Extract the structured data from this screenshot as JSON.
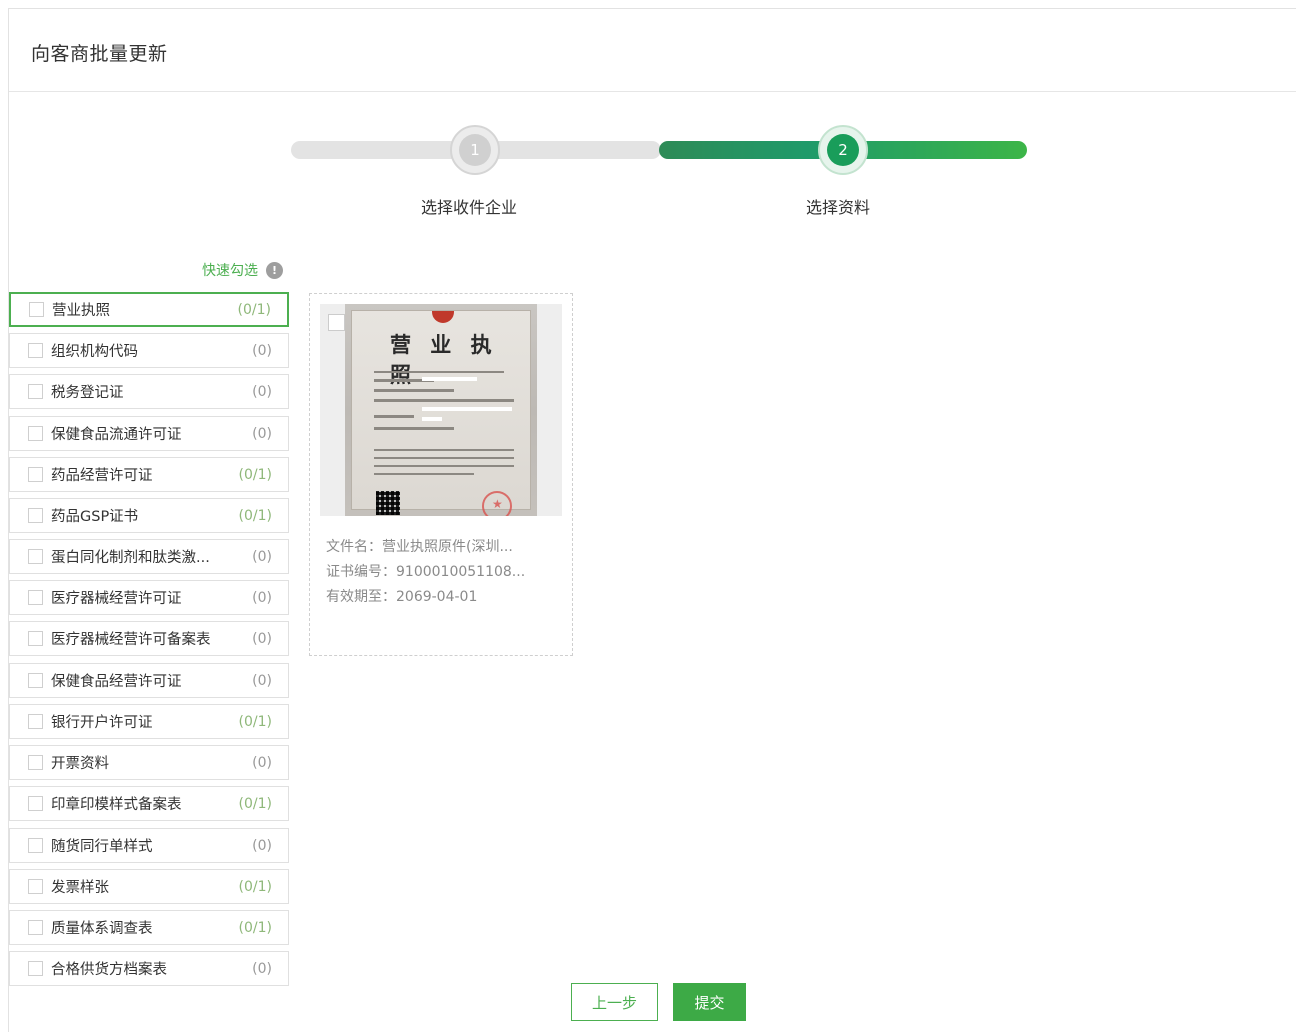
{
  "header": {
    "title": "向客商批量更新"
  },
  "stepper": {
    "steps": [
      {
        "number": "1",
        "label": "选择收件企业"
      },
      {
        "number": "2",
        "label": "选择资料"
      }
    ]
  },
  "quick_select": {
    "label": "快速勾选",
    "info_glyph": "!"
  },
  "categories": [
    {
      "name": "营业执照",
      "count": "(0/1)"
    },
    {
      "name": "组织机构代码",
      "count": "(0)"
    },
    {
      "name": "税务登记证",
      "count": "(0)"
    },
    {
      "name": "保健食品流通许可证",
      "count": "(0)"
    },
    {
      "name": "药品经营许可证",
      "count": "(0/1)"
    },
    {
      "name": "药品GSP证书",
      "count": "(0/1)"
    },
    {
      "name": "蛋白同化制剂和肽类激...",
      "count": "(0)"
    },
    {
      "name": "医疗器械经营许可证",
      "count": "(0)"
    },
    {
      "name": "医疗器械经营许可备案表",
      "count": "(0)"
    },
    {
      "name": "保健食品经营许可证",
      "count": "(0)"
    },
    {
      "name": "银行开户许可证",
      "count": "(0/1)"
    },
    {
      "name": "开票资料",
      "count": "(0)"
    },
    {
      "name": "印章印模样式备案表",
      "count": "(0/1)"
    },
    {
      "name": "随货同行单样式",
      "count": "(0)"
    },
    {
      "name": "发票样张",
      "count": "(0/1)"
    },
    {
      "name": "质量体系调查表",
      "count": "(0/1)"
    },
    {
      "name": "合格供货方档案表",
      "count": "(0)"
    }
  ],
  "document": {
    "image_title": "营 业 执 照",
    "file_name": "文件名：营业执照原件(深圳...",
    "cert_number": "证书编号：9100010051108...",
    "valid_until": "有效期至：2069-04-01"
  },
  "buttons": {
    "prev": "上一步",
    "submit": "提交"
  },
  "colors": {
    "accent": "#3daa46",
    "step_active": "#199d5a",
    "count_highlight": "#8fb87a"
  }
}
──────
Copy all the data exactly as written, but skip any picture.

» **TASK OUTPUT**:
Extract the structured data from this screenshot as JSON.
{
  "header": {
    "title": "向客商批量更新"
  },
  "stepper": {
    "steps": [
      {
        "number": "1",
        "label": "选择收件企业"
      },
      {
        "number": "2",
        "label": "选择资料"
      }
    ]
  },
  "quick_select": {
    "label": "快速勾选",
    "info_glyph": "!"
  },
  "categories": [
    {
      "name": "营业执照",
      "count": "(0/1)"
    },
    {
      "name": "组织机构代码",
      "count": "(0)"
    },
    {
      "name": "税务登记证",
      "count": "(0)"
    },
    {
      "name": "保健食品流通许可证",
      "count": "(0)"
    },
    {
      "name": "药品经营许可证",
      "count": "(0/1)"
    },
    {
      "name": "药品GSP证书",
      "count": "(0/1)"
    },
    {
      "name": "蛋白同化制剂和肽类激...",
      "count": "(0)"
    },
    {
      "name": "医疗器械经营许可证",
      "count": "(0)"
    },
    {
      "name": "医疗器械经营许可备案表",
      "count": "(0)"
    },
    {
      "name": "保健食品经营许可证",
      "count": "(0)"
    },
    {
      "name": "银行开户许可证",
      "count": "(0/1)"
    },
    {
      "name": "开票资料",
      "count": "(0)"
    },
    {
      "name": "印章印模样式备案表",
      "count": "(0/1)"
    },
    {
      "name": "随货同行单样式",
      "count": "(0)"
    },
    {
      "name": "发票样张",
      "count": "(0/1)"
    },
    {
      "name": "质量体系调查表",
      "count": "(0/1)"
    },
    {
      "name": "合格供货方档案表",
      "count": "(0)"
    }
  ],
  "document": {
    "image_title": "营 业 执 照",
    "file_name": "文件名：营业执照原件(深圳...",
    "cert_number": "证书编号：9100010051108...",
    "valid_until": "有效期至：2069-04-01"
  },
  "buttons": {
    "prev": "上一步",
    "submit": "提交"
  },
  "colors": {
    "accent": "#3daa46",
    "step_active": "#199d5a",
    "count_highlight": "#8fb87a"
  }
}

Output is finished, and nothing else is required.